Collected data
------------

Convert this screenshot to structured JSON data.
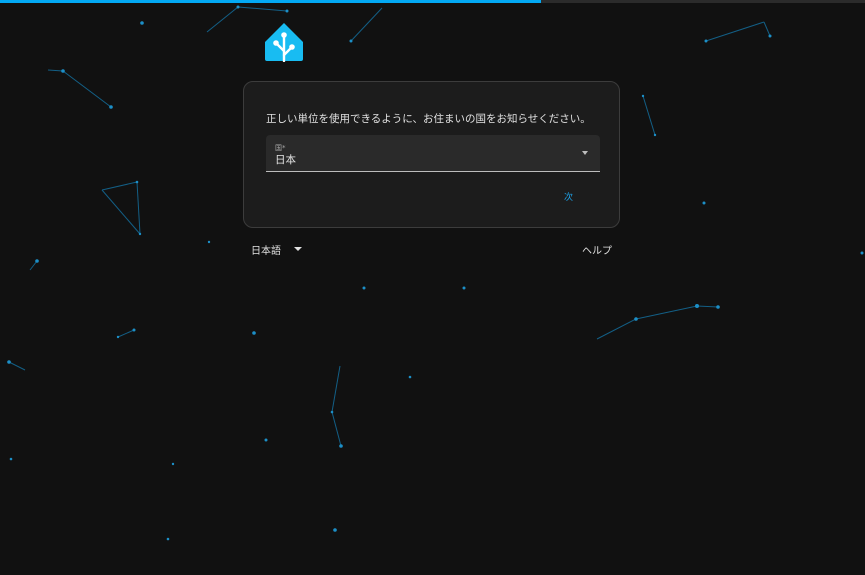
{
  "progress": {
    "percent": 62.5
  },
  "logo": {
    "icon": "home-assistant-logo-icon",
    "color": "#18bcf2"
  },
  "card": {
    "prompt": "正しい単位を使用できるように、お住まいの国をお知らせください。",
    "country_field": {
      "label": "国*",
      "value": "日本"
    },
    "next_label": "次"
  },
  "footer": {
    "language": "日本語",
    "help": "ヘルプ"
  },
  "colors": {
    "background": "#111111",
    "card": "#1c1c1c",
    "accent": "#03a9f4",
    "network": "#1c8fc7"
  }
}
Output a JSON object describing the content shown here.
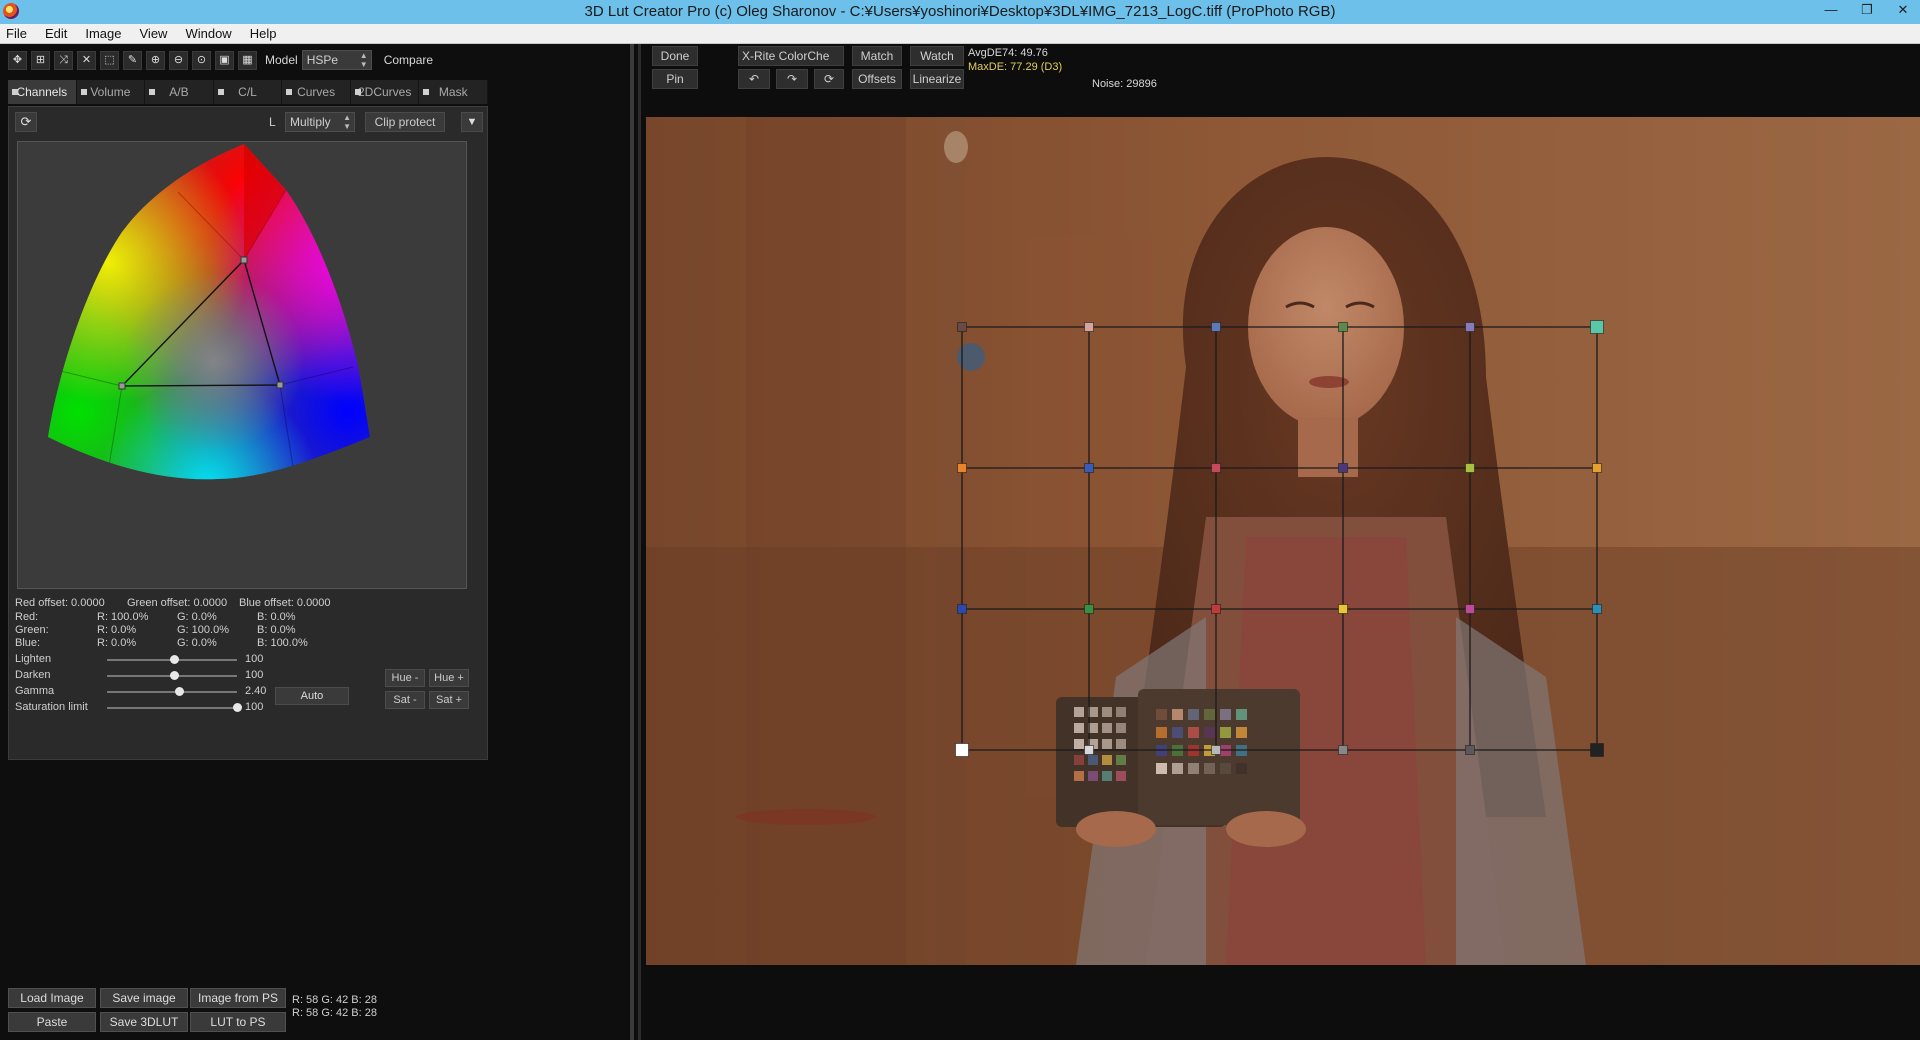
{
  "window": {
    "title": "3D Lut Creator Pro (c) Oleg Sharonov - C:¥Users¥yoshinori¥Desktop¥3DL¥IMG_7213_LogC.tiff (ProPhoto RGB)",
    "buttons": [
      "—",
      "❐",
      "✕"
    ]
  },
  "menu": [
    "File",
    "Edit",
    "Image",
    "View",
    "Window",
    "Help"
  ],
  "toolbar": {
    "model_label": "Model",
    "model_value": "HSPe",
    "compare_label": "Compare"
  },
  "tabs": [
    {
      "label": "Channels",
      "active": true
    },
    {
      "label": "Volume",
      "active": false
    },
    {
      "label": "A/B",
      "active": false
    },
    {
      "label": "C/L",
      "active": false
    },
    {
      "label": "Curves",
      "active": false
    },
    {
      "label": "2DCurves",
      "active": false
    },
    {
      "label": "Mask",
      "active": false
    }
  ],
  "channels": {
    "l_label": "L",
    "blend_mode": "Multiply",
    "clip_protect": "Clip protect",
    "offsets": {
      "red": "Red offset: 0.0000",
      "green": "Green offset: 0.0000",
      "blue": "Blue offset: 0.0000"
    },
    "matrix": [
      {
        "name": "Red:",
        "r": "R: 100.0%",
        "g": "G: 0.0%",
        "b": "B: 0.0%"
      },
      {
        "name": "Green:",
        "r": "R: 0.0%",
        "g": "G: 100.0%",
        "b": "B: 0.0%"
      },
      {
        "name": "Blue:",
        "r": "R: 0.0%",
        "g": "G: 0.0%",
        "b": "B: 100.0%"
      }
    ],
    "sliders": [
      {
        "label": "Lighten",
        "value": "100",
        "pos": 0.5
      },
      {
        "label": "Darken",
        "value": "100",
        "pos": 0.5
      },
      {
        "label": "Gamma",
        "value": "2.40",
        "pos": 0.54
      },
      {
        "label": "Saturation limit",
        "value": "100",
        "pos": 1.0
      }
    ],
    "auto": "Auto",
    "hue_minus": "Hue -",
    "hue_plus": "Hue +",
    "sat_minus": "Sat -",
    "sat_plus": "Sat +"
  },
  "bottom_buttons": {
    "load_image": "Load Image",
    "save_image": "Save image",
    "image_from_ps": "Image from PS",
    "paste": "Paste",
    "save_3dlut": "Save 3DLUT",
    "lut_to_ps": "LUT to PS"
  },
  "readout": {
    "line1": "R:  58   G:  42   B:  28",
    "line2": "R:  58   G:  42   B:  28"
  },
  "right_toolbar": {
    "done": "Done",
    "pin": "Pin",
    "chart": "X-Rite ColorChe",
    "match": "Match",
    "watch": "Watch",
    "offsets": "Offsets",
    "linearize": "Linearize",
    "avg_de": "AvgDE74: 49.76",
    "max_de": "MaxDE: 77.29 (D3)",
    "noise": "Noise: 29896"
  },
  "colors": {
    "max_de_text": "#e3cf5a",
    "titlebar": "#6cc0ea",
    "grid_points": [
      [
        "#6a4a45",
        "#d8a49a",
        "#5a7ab8",
        "#5b8a4a",
        "#8a7ab8",
        "#5ac8a8"
      ],
      [
        "#e8852a",
        "#3a5cb8",
        "#c84a5a",
        "#4a3a7a",
        "#a8c040",
        "#e8a030"
      ],
      [
        "#2a4ab0",
        "#3a9040",
        "#c03a3a",
        "#e8c830",
        "#c04a9a",
        "#2a90b8"
      ],
      [
        "#ffffff",
        "#d8d8d8",
        "#b8b8b8",
        "#888888",
        "#5a5a5a",
        "#222222"
      ]
    ]
  }
}
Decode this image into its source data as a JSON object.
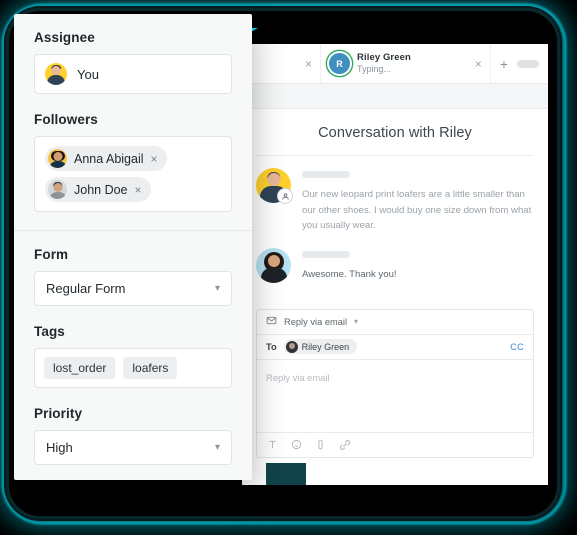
{
  "sidebar": {
    "assignee": {
      "label": "Assignee",
      "name": "You",
      "avatar_icon": "user-avatar-yellow"
    },
    "followers": {
      "label": "Followers",
      "items": [
        {
          "name": "Anna Abigail",
          "remove_label": "×",
          "avatar_icon": "user-avatar-anna"
        },
        {
          "name": "John Doe",
          "remove_label": "×",
          "avatar_icon": "user-avatar-john"
        }
      ]
    },
    "form": {
      "label": "Form",
      "value": "Regular Form",
      "caret_icon": "chevron-down-icon"
    },
    "tags": {
      "label": "Tags",
      "items": [
        "lost_order",
        "loafers"
      ]
    },
    "priority": {
      "label": "Priority",
      "value": "High",
      "caret_icon": "chevron-down-icon"
    }
  },
  "window": {
    "tabs": {
      "ghost_tab_close": "×",
      "active": {
        "avatar_initial": "R",
        "name": "Riley Green",
        "status": "Typing...",
        "close_label": "×",
        "status_ring_color": "#2fae5f"
      },
      "add_tab_label": "+",
      "overflow_pill": "tab-placeholder-pill"
    },
    "conversation": {
      "title": "Conversation with Riley",
      "messages": [
        {
          "author_avatar": "agent-avatar-yellow",
          "name_placeholder": "skeleton-bar",
          "text": "Our new leopard print loafers are a little smaller than our other shoes. I would buy one size down from what you usually wear.",
          "role": "agent"
        },
        {
          "author_avatar": "customer-avatar-blue",
          "name_placeholder": "skeleton-bar",
          "text": "Awesome. Thank you!",
          "role": "customer"
        }
      ]
    },
    "composer": {
      "mode_label": "Reply via email",
      "mode_icon": "envelope-icon",
      "mode_caret": "chevron-down-icon",
      "to_label": "To",
      "recipient": "Riley Green",
      "cc_label": "CC",
      "placeholder": "Reply via email",
      "tools": [
        {
          "icon": "text-format-icon",
          "label": "T"
        },
        {
          "icon": "emoji-icon",
          "label": "☺"
        },
        {
          "icon": "attachment-icon",
          "label": "attach"
        },
        {
          "icon": "link-icon",
          "label": "link"
        }
      ]
    }
  },
  "theme": {
    "glow": "#00e9ff",
    "frame_dark": "#0b2a2e",
    "accent_link": "#3f87d8",
    "online": "#2fae5f"
  }
}
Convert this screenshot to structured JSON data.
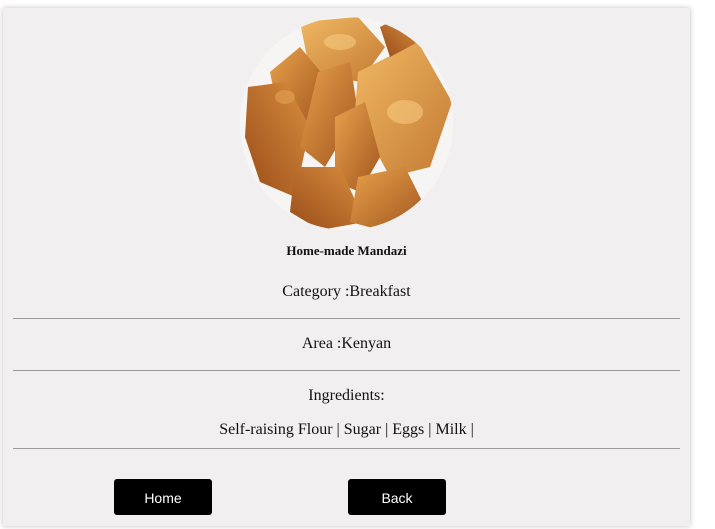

------------

(SHORT EXERCISE)
Transcribe the material exactly, and leave out whatever pictures it holds.

(FULL OUTPUT)
Convert this screenshot to structured JSON data.
{
  "progress": {
    "percent": 62.5
  },
  "logo": {
    "icon": "home-assistant-logo-icon",
    "color": "#18bcf2"
  },
  "card": {
    "prompt": "正しい単位を使用できるように、お住まいの国をお知らせください。",
    "country_field": {
      "label": "国*",
      "value": "日本"
    },
    "next_label": "次"
  },
  "footer": {
    "language": "日本語",
    "help": "ヘルプ"
  },
  "colors": {
    "background": "#111111",
    "card": "#1c1c1c",
    "accent": "#03a9f4",
    "network": "#1c8fc7"
  }
}
Output a JSON object describing the content shown here.
{
  "window": {
    "title": "3D Lut Creator Pro (c) Oleg Sharonov - C:¥Users¥yoshinori¥Desktop¥3DL¥IMG_7213_LogC.tiff (ProPhoto RGB)",
    "buttons": [
      "—",
      "❐",
      "✕"
    ]
  },
  "menu": [
    "File",
    "Edit",
    "Image",
    "View",
    "Window",
    "Help"
  ],
  "toolbar": {
    "model_label": "Model",
    "model_value": "HSPe",
    "compare_label": "Compare"
  },
  "tabs": [
    {
      "label": "Channels",
      "active": true
    },
    {
      "label": "Volume",
      "active": false
    },
    {
      "label": "A/B",
      "active": false
    },
    {
      "label": "C/L",
      "active": false
    },
    {
      "label": "Curves",
      "active": false
    },
    {
      "label": "2DCurves",
      "active": false
    },
    {
      "label": "Mask",
      "active": false
    }
  ],
  "channels": {
    "l_label": "L",
    "blend_mode": "Multiply",
    "clip_protect": "Clip protect",
    "offsets": {
      "red": "Red offset: 0.0000",
      "green": "Green offset: 0.0000",
      "blue": "Blue offset: 0.0000"
    },
    "matrix": [
      {
        "name": "Red:",
        "r": "R: 100.0%",
        "g": "G: 0.0%",
        "b": "B: 0.0%"
      },
      {
        "name": "Green:",
        "r": "R: 0.0%",
        "g": "G: 100.0%",
        "b": "B: 0.0%"
      },
      {
        "name": "Blue:",
        "r": "R: 0.0%",
        "g": "G: 0.0%",
        "b": "B: 100.0%"
      }
    ],
    "sliders": [
      {
        "label": "Lighten",
        "value": "100",
        "pos": 0.5
      },
      {
        "label": "Darken",
        "value": "100",
        "pos": 0.5
      },
      {
        "label": "Gamma",
        "value": "2.40",
        "pos": 0.54
      },
      {
        "label": "Saturation limit",
        "value": "100",
        "pos": 1.0
      }
    ],
    "auto": "Auto",
    "hue_minus": "Hue -",
    "hue_plus": "Hue +",
    "sat_minus": "Sat -",
    "sat_plus": "Sat +"
  },
  "bottom_buttons": {
    "load_image": "Load Image",
    "save_image": "Save image",
    "image_from_ps": "Image from PS",
    "paste": "Paste",
    "save_3dlut": "Save 3DLUT",
    "lut_to_ps": "LUT to PS"
  },
  "readout": {
    "line1": "R:  58   G:  42   B:  28",
    "line2": "R:  58   G:  42   B:  28"
  },
  "right_toolbar": {
    "done": "Done",
    "pin": "Pin",
    "chart": "X-Rite ColorChe",
    "match": "Match",
    "watch": "Watch",
    "offsets": "Offsets",
    "linearize": "Linearize",
    "avg_de": "AvgDE74: 49.76",
    "max_de": "MaxDE: 77.29 (D3)",
    "noise": "Noise: 29896"
  },
  "colors": {
    "max_de_text": "#e3cf5a",
    "titlebar": "#6cc0ea",
    "grid_points": [
      [
        "#6a4a45",
        "#d8a49a",
        "#5a7ab8",
        "#5b8a4a",
        "#8a7ab8",
        "#5ac8a8"
      ],
      [
        "#e8852a",
        "#3a5cb8",
        "#c84a5a",
        "#4a3a7a",
        "#a8c040",
        "#e8a030"
      ],
      [
        "#2a4ab0",
        "#3a9040",
        "#c03a3a",
        "#e8c830",
        "#c04a9a",
        "#2a90b8"
      ],
      [
        "#ffffff",
        "#d8d8d8",
        "#b8b8b8",
        "#888888",
        "#5a5a5a",
        "#222222"
      ]
    ]
  }
}
Decode this image into its source data as a JSON object.
{
  "sidebar": {
    "assignee": {
      "label": "Assignee",
      "name": "You",
      "avatar_icon": "user-avatar-yellow"
    },
    "followers": {
      "label": "Followers",
      "items": [
        {
          "name": "Anna Abigail",
          "remove_label": "×",
          "avatar_icon": "user-avatar-anna"
        },
        {
          "name": "John Doe",
          "remove_label": "×",
          "avatar_icon": "user-avatar-john"
        }
      ]
    },
    "form": {
      "label": "Form",
      "value": "Regular Form",
      "caret_icon": "chevron-down-icon"
    },
    "tags": {
      "label": "Tags",
      "items": [
        "lost_order",
        "loafers"
      ]
    },
    "priority": {
      "label": "Priority",
      "value": "High",
      "caret_icon": "chevron-down-icon"
    }
  },
  "window": {
    "tabs": {
      "ghost_tab_close": "×",
      "active": {
        "avatar_initial": "R",
        "name": "Riley Green",
        "status": "Typing...",
        "close_label": "×",
        "status_ring_color": "#2fae5f"
      },
      "add_tab_label": "+",
      "overflow_pill": "tab-placeholder-pill"
    },
    "conversation": {
      "title": "Conversation with Riley",
      "messages": [
        {
          "author_avatar": "agent-avatar-yellow",
          "name_placeholder": "skeleton-bar",
          "text": "Our new leopard print loafers are a little smaller than our other shoes. I would buy one size down from what you usually wear.",
          "role": "agent"
        },
        {
          "author_avatar": "customer-avatar-blue",
          "name_placeholder": "skeleton-bar",
          "text": "Awesome. Thank you!",
          "role": "customer"
        }
      ]
    },
    "composer": {
      "mode_label": "Reply via email",
      "mode_icon": "envelope-icon",
      "mode_caret": "chevron-down-icon",
      "to_label": "To",
      "recipient": "Riley Green",
      "cc_label": "CC",
      "placeholder": "Reply via email",
      "tools": [
        {
          "icon": "text-format-icon",
          "label": "T"
        },
        {
          "icon": "emoji-icon",
          "label": "☺"
        },
        {
          "icon": "attachment-icon",
          "label": "attach"
        },
        {
          "icon": "link-icon",
          "label": "link"
        }
      ]
    }
  },
  "theme": {
    "glow": "#00e9ff",
    "frame_dark": "#0b2a2e",
    "accent_link": "#3f87d8",
    "online": "#2fae5f"
  }
}
Convert this screenshot to structured JSON data.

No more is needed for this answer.